(Aim): Your answer should be a single number: how many lines in the data below hold the string "GROUP".

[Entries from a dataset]
— Start —

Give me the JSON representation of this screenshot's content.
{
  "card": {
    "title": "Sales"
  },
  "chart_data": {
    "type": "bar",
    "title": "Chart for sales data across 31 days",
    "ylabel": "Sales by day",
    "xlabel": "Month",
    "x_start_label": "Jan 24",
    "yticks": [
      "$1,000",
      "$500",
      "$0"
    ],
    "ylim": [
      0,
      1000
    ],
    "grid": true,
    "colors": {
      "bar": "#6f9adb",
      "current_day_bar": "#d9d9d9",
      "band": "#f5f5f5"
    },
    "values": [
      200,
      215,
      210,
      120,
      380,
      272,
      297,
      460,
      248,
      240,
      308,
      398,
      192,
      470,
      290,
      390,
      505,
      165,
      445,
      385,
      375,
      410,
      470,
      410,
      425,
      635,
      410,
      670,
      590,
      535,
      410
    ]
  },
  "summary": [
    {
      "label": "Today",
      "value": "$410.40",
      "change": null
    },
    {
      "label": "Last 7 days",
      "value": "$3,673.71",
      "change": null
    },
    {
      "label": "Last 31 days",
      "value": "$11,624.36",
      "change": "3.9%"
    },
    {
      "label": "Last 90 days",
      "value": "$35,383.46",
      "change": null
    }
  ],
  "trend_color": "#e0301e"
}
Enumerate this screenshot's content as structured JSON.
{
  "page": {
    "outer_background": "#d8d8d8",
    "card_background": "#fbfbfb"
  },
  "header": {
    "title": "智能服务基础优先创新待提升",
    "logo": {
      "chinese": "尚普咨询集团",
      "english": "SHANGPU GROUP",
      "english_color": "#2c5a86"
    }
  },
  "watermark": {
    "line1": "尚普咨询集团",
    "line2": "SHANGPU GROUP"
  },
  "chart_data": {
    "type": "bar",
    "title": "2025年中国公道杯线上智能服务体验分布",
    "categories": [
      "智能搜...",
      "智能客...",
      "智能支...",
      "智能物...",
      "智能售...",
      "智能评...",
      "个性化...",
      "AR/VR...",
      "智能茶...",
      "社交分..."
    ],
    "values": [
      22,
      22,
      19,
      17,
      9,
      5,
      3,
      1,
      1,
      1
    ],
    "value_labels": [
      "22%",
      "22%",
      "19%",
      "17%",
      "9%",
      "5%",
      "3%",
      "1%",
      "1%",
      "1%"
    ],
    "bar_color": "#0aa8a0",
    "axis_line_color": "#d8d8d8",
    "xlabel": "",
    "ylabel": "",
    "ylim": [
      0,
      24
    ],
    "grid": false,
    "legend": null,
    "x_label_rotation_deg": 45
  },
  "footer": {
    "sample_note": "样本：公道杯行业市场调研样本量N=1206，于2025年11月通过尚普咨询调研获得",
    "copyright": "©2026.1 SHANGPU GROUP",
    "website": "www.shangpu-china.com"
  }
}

— End —

(Result of the task): 3